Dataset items
::::::::::

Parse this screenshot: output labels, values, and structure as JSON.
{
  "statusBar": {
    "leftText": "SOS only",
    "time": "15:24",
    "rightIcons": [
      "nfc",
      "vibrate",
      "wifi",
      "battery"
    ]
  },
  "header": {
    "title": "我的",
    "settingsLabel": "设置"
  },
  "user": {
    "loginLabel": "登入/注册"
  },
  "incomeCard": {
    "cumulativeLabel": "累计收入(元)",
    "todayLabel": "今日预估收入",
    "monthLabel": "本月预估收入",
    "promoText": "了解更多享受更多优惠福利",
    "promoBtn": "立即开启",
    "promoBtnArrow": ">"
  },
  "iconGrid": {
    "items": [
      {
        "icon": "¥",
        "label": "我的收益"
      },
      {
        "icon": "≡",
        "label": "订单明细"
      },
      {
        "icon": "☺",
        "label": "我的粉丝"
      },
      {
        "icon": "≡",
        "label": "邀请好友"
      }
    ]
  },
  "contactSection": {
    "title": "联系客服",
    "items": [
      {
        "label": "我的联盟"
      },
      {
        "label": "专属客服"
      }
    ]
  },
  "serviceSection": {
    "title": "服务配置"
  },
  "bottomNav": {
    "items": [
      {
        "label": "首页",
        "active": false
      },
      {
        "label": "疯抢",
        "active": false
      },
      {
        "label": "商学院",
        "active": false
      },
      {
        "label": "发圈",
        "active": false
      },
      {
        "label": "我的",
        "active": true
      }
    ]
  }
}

::::::::::

*GIVEN EXERCISE:* Please copy out each record, character for character.

*ANSWER FOR THE TASK:*
Parse this screenshot: output labels, values, and structure as JSON.
{
  "statusBar": {
    "leftText": "SOS only",
    "time": "15:24",
    "rightIcons": [
      "nfc",
      "vibrate",
      "wifi",
      "battery"
    ]
  },
  "header": {
    "title": "我的",
    "settingsLabel": "设置"
  },
  "user": {
    "loginLabel": "登入/注册"
  },
  "incomeCard": {
    "cumulativeLabel": "累计收入(元)",
    "todayLabel": "今日预估收入",
    "monthLabel": "本月预估收入",
    "promoText": "了解更多享受更多优惠福利",
    "promoBtn": "立即开启",
    "promoBtnArrow": ">"
  },
  "iconGrid": {
    "items": [
      {
        "icon": "¥",
        "label": "我的收益"
      },
      {
        "icon": "≡",
        "label": "订单明细"
      },
      {
        "icon": "☺",
        "label": "我的粉丝"
      },
      {
        "icon": "≡",
        "label": "邀请好友"
      }
    ]
  },
  "contactSection": {
    "title": "联系客服",
    "items": [
      {
        "label": "我的联盟"
      },
      {
        "label": "专属客服"
      }
    ]
  },
  "serviceSection": {
    "title": "服务配置"
  },
  "bottomNav": {
    "items": [
      {
        "label": "首页",
        "active": false
      },
      {
        "label": "疯抢",
        "active": false
      },
      {
        "label": "商学院",
        "active": false
      },
      {
        "label": "发圈",
        "active": false
      },
      {
        "label": "我的",
        "active": true
      }
    ]
  }
}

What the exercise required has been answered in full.